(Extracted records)
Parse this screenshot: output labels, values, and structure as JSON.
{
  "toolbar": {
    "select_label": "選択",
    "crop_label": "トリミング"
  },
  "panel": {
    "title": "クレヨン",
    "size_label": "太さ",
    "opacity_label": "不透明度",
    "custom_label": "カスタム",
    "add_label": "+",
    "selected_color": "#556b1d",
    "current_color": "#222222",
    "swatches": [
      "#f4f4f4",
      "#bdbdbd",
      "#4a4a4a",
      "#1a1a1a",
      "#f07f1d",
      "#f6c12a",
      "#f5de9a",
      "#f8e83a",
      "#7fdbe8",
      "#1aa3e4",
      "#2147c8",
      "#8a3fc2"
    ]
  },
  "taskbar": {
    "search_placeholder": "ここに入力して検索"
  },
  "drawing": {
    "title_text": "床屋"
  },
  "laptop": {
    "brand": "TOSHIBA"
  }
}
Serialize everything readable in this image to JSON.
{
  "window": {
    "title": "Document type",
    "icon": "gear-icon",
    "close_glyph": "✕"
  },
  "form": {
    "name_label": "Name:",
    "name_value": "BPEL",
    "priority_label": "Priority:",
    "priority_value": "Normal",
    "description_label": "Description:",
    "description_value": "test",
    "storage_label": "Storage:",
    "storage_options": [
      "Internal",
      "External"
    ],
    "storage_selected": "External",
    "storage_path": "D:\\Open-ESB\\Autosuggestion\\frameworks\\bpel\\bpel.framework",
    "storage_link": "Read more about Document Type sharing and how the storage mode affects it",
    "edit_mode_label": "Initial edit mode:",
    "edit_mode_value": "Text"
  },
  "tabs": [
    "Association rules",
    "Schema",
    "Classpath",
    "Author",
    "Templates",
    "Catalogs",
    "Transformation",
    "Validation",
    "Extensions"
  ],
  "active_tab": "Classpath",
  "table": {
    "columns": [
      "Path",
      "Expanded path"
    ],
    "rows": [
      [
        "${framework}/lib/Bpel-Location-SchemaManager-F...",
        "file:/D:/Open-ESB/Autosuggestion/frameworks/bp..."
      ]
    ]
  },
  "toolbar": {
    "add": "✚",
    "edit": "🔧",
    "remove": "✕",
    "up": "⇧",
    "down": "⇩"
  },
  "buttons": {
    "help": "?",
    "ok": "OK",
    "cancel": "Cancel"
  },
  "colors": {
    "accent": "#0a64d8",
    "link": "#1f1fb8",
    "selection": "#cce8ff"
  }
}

GOAL:
Output the line containing "Serialize everything readable" and all lines after it to the end of the records, exactly as given.

WRITTEN SOLUTION:
Serialize everything readable in this image to JSON.
{
  "window": {
    "title": "Document type",
    "icon": "gear-icon",
    "close_glyph": "✕"
  },
  "form": {
    "name_label": "Name:",
    "name_value": "BPEL",
    "priority_label": "Priority:",
    "priority_value": "Normal",
    "description_label": "Description:",
    "description_value": "test",
    "storage_label": "Storage:",
    "storage_options": [
      "Internal",
      "External"
    ],
    "storage_selected": "External",
    "storage_path": "D:\\Open-ESB\\Autosuggestion\\frameworks\\bpel\\bpel.framework",
    "storage_link": "Read more about Document Type sharing and how the storage mode affects it",
    "edit_mode_label": "Initial edit mode:",
    "edit_mode_value": "Text"
  },
  "tabs": [
    "Association rules",
    "Schema",
    "Classpath",
    "Author",
    "Templates",
    "Catalogs",
    "Transformation",
    "Validation",
    "Extensions"
  ],
  "active_tab": "Classpath",
  "table": {
    "columns": [
      "Path",
      "Expanded path"
    ],
    "rows": [
      [
        "${framework}/lib/Bpel-Location-SchemaManager-F...",
        "file:/D:/Open-ESB/Autosuggestion/frameworks/bp..."
      ]
    ]
  },
  "toolbar": {
    "add": "✚",
    "edit": "🔧",
    "remove": "✕",
    "up": "⇧",
    "down": "⇩"
  },
  "buttons": {
    "help": "?",
    "ok": "OK",
    "cancel": "Cancel"
  },
  "colors": {
    "accent": "#0a64d8",
    "link": "#1f1fb8",
    "selection": "#cce8ff"
  }
}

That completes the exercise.